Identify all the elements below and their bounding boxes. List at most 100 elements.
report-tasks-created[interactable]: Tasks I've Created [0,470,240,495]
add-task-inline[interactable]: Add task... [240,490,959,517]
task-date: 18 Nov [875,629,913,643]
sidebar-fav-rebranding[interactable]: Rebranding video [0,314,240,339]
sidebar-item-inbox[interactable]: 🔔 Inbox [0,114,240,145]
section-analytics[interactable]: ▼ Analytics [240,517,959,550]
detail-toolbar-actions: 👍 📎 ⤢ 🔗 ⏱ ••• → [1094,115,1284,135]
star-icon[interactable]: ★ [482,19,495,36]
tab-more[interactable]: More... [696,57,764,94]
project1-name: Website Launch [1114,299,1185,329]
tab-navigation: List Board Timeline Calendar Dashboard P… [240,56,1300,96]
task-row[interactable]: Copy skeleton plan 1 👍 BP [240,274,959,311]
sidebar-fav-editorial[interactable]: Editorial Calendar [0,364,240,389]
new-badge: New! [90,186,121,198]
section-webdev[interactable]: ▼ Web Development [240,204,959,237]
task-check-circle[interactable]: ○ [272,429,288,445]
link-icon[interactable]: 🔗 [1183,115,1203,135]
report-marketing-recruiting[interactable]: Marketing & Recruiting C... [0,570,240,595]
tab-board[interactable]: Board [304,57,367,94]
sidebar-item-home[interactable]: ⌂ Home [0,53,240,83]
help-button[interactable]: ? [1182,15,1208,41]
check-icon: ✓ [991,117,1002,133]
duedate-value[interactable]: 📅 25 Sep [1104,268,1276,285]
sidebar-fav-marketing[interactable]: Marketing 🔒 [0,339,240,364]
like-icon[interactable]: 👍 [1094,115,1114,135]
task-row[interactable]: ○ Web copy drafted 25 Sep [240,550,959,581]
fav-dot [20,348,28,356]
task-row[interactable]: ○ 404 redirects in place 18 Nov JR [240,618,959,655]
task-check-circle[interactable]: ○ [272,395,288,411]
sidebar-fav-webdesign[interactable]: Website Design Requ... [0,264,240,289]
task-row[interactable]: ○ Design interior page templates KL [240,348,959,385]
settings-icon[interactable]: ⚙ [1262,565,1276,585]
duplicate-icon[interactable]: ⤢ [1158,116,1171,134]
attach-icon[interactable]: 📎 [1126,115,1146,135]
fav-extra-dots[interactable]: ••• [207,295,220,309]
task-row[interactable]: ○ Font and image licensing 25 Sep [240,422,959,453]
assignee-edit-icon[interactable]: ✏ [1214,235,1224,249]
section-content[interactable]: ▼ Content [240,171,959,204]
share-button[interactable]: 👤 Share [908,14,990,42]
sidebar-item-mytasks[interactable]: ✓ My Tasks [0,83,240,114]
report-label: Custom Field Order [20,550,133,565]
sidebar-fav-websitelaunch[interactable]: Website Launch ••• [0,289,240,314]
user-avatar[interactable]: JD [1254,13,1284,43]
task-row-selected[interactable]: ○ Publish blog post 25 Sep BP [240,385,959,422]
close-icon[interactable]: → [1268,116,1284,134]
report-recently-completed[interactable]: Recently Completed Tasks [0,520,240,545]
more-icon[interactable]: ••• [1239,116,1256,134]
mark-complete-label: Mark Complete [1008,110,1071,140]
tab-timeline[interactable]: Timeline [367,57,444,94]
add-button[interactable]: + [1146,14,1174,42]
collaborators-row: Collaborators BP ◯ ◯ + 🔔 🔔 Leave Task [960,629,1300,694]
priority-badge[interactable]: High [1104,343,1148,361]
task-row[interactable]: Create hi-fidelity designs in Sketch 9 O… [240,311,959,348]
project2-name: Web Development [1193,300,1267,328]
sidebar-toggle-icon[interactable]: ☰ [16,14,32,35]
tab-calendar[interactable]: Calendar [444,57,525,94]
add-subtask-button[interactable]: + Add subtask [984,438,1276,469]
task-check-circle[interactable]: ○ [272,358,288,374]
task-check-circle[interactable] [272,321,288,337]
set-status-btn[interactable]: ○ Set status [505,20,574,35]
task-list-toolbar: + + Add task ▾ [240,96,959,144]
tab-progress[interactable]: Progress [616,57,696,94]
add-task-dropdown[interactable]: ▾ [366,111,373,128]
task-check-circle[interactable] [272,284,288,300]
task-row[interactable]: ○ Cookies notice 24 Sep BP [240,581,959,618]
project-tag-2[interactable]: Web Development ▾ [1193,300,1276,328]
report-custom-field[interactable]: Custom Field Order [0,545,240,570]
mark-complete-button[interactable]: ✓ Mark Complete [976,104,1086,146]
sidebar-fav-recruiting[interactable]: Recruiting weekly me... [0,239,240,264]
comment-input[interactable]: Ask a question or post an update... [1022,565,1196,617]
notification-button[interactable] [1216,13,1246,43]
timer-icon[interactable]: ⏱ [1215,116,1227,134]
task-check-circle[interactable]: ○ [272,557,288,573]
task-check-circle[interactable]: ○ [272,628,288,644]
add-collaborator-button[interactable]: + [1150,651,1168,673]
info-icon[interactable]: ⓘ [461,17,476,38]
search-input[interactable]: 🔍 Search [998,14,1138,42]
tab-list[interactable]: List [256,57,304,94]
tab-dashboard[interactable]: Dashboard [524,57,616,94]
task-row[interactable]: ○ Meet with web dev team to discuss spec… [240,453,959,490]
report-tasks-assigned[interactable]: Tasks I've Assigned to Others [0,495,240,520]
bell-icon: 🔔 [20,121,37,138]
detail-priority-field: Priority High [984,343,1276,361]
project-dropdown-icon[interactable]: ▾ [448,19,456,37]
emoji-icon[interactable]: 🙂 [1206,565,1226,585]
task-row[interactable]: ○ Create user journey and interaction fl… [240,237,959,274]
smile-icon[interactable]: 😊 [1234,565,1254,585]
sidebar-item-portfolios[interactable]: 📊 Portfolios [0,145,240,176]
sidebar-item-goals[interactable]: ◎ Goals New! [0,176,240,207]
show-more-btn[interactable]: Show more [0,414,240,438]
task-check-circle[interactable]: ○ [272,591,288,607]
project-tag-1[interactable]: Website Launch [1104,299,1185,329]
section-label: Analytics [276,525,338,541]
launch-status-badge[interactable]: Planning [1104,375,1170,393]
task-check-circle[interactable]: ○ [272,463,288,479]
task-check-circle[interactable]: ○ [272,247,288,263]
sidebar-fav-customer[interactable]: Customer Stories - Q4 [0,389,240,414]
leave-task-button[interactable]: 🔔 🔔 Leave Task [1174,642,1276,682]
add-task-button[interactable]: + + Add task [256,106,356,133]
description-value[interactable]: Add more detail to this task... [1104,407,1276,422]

*-*-*

Transcribe all of the lines above without changing anything.

Response to this task ▸
Identify all the elements below and their bounding boxes. List at most 100 elements.
report-tasks-created[interactable]: Tasks I've Created [0,470,240,495]
add-task-inline[interactable]: Add task... [240,490,959,517]
task-date: 18 Nov [875,629,913,643]
sidebar-fav-rebranding[interactable]: Rebranding video [0,314,240,339]
sidebar-item-inbox[interactable]: 🔔 Inbox [0,114,240,145]
section-analytics[interactable]: ▼ Analytics [240,517,959,550]
detail-toolbar-actions: 👍 📎 ⤢ 🔗 ⏱ ••• → [1094,115,1284,135]
star-icon[interactable]: ★ [482,19,495,36]
tab-more[interactable]: More... [696,57,764,94]
project1-name: Website Launch [1114,299,1185,329]
tab-navigation: List Board Timeline Calendar Dashboard P… [240,56,1300,96]
task-row[interactable]: Copy skeleton plan 1 👍 BP [240,274,959,311]
sidebar-fav-editorial[interactable]: Editorial Calendar [0,364,240,389]
new-badge: New! [90,186,121,198]
section-webdev[interactable]: ▼ Web Development [240,204,959,237]
task-check-circle[interactable]: ○ [272,429,288,445]
link-icon[interactable]: 🔗 [1183,115,1203,135]
report-marketing-recruiting[interactable]: Marketing & Recruiting C... [0,570,240,595]
tab-board[interactable]: Board [304,57,367,94]
sidebar-item-home[interactable]: ⌂ Home [0,53,240,83]
help-button[interactable]: ? [1182,15,1208,41]
check-icon: ✓ [991,117,1002,133]
duedate-value[interactable]: 📅 25 Sep [1104,268,1276,285]
sidebar-fav-marketing[interactable]: Marketing 🔒 [0,339,240,364]
like-icon[interactable]: 👍 [1094,115,1114,135]
task-row[interactable]: ○ Web copy drafted 25 Sep [240,550,959,581]
fav-dot [20,348,28,356]
task-row[interactable]: ○ 404 redirects in place 18 Nov JR [240,618,959,655]
task-check-circle[interactable]: ○ [272,395,288,411]
sidebar-fav-webdesign[interactable]: Website Design Requ... [0,264,240,289]
task-row[interactable]: ○ Design interior page templates KL [240,348,959,385]
settings-icon[interactable]: ⚙ [1262,565,1276,585]
duplicate-icon[interactable]: ⤢ [1158,116,1171,134]
attach-icon[interactable]: 📎 [1126,115,1146,135]
fav-extra-dots[interactable]: ••• [207,295,220,309]
task-row[interactable]: ○ Font and image licensing 25 Sep [240,422,959,453]
assignee-edit-icon[interactable]: ✏ [1214,235,1224,249]
section-content[interactable]: ▼ Content [240,171,959,204]
share-button[interactable]: 👤 Share [908,14,990,42]
sidebar-item-mytasks[interactable]: ✓ My Tasks [0,83,240,114]
report-label: Custom Field Order [20,550,133,565]
sidebar-fav-websitelaunch[interactable]: Website Launch ••• [0,289,240,314]
user-avatar[interactable]: JD [1254,13,1284,43]
task-row-selected[interactable]: ○ Publish blog post 25 Sep BP [240,385,959,422]
close-icon[interactable]: → [1268,116,1284,134]
report-recently-completed[interactable]: Recently Completed Tasks [0,520,240,545]
more-icon[interactable]: ••• [1239,116,1256,134]
mark-complete-label: Mark Complete [1008,110,1071,140]
tab-timeline[interactable]: Timeline [367,57,444,94]
add-button[interactable]: + [1146,14,1174,42]
collaborators-row: Collaborators BP ◯ ◯ + 🔔 🔔 Leave Task [960,629,1300,694]
priority-badge[interactable]: High [1104,343,1148,361]
task-row[interactable]: Create hi-fidelity designs in Sketch 9 O… [240,311,959,348]
project2-name: Web Development [1193,300,1267,328]
sidebar-toggle-icon[interactable]: ☰ [16,14,32,35]
tab-calendar[interactable]: Calendar [444,57,525,94]
add-subtask-button[interactable]: + Add subtask [984,438,1276,469]
task-check-circle[interactable]: ○ [272,358,288,374]
task-check-circle[interactable] [272,321,288,337]
set-status-btn[interactable]: ○ Set status [505,20,574,35]
task-list-toolbar: + + Add task ▾ [240,96,959,144]
tab-progress[interactable]: Progress [616,57,696,94]
add-task-dropdown[interactable]: ▾ [366,111,373,128]
task-check-circle[interactable] [272,284,288,300]
task-row[interactable]: ○ Cookies notice 24 Sep BP [240,581,959,618]
project-tag-2[interactable]: Web Development ▾ [1193,300,1276,328]
report-custom-field[interactable]: Custom Field Order [0,545,240,570]
mark-complete-button[interactable]: ✓ Mark Complete [976,104,1086,146]
sidebar-fav-recruiting[interactable]: Recruiting weekly me... [0,239,240,264]
comment-input[interactable]: Ask a question or post an update... [1022,565,1196,617]
notification-button[interactable] [1216,13,1246,43]
timer-icon[interactable]: ⏱ [1215,116,1227,134]
task-check-circle[interactable]: ○ [272,557,288,573]
task-check-circle[interactable]: ○ [272,628,288,644]
add-collaborator-button[interactable]: + [1150,651,1168,673]
info-icon[interactable]: ⓘ [461,17,476,38]
search-input[interactable]: 🔍 Search [998,14,1138,42]
tab-list[interactable]: List [256,57,304,94]
tab-dashboard[interactable]: Dashboard [524,57,616,94]
task-row[interactable]: ○ Meet with web dev team to discuss spec… [240,453,959,490]
report-tasks-assigned[interactable]: Tasks I've Assigned to Others [0,495,240,520]
bell-icon: 🔔 [20,121,37,138]
detail-priority-field: Priority High [984,343,1276,361]
project-dropdown-icon[interactable]: ▾ [448,19,456,37]
emoji-icon[interactable]: 🙂 [1206,565,1226,585]
task-row[interactable]: ○ Create user journey and interaction fl… [240,237,959,274]
smile-icon[interactable]: 😊 [1234,565,1254,585]
sidebar-item-portfolios[interactable]: 📊 Portfolios [0,145,240,176]
sidebar-item-goals[interactable]: ◎ Goals New! [0,176,240,207]
show-more-btn[interactable]: Show more [0,414,240,438]
task-check-circle[interactable]: ○ [272,591,288,607]
project-tag-1[interactable]: Website Launch [1104,299,1185,329]
section-label: Analytics [276,525,338,541]
launch-status-badge[interactable]: Planning [1104,375,1170,393]
task-check-circle[interactable]: ○ [272,463,288,479]
task-check-circle[interactable]: ○ [272,247,288,263]
sidebar-fav-customer[interactable]: Customer Stories - Q4 [0,389,240,414]
leave-task-button[interactable]: 🔔 🔔 Leave Task [1174,642,1276,682]
add-task-button[interactable]: + + Add task [256,106,356,133]
description-value[interactable]: Add more detail to this task... [1104,407,1276,422]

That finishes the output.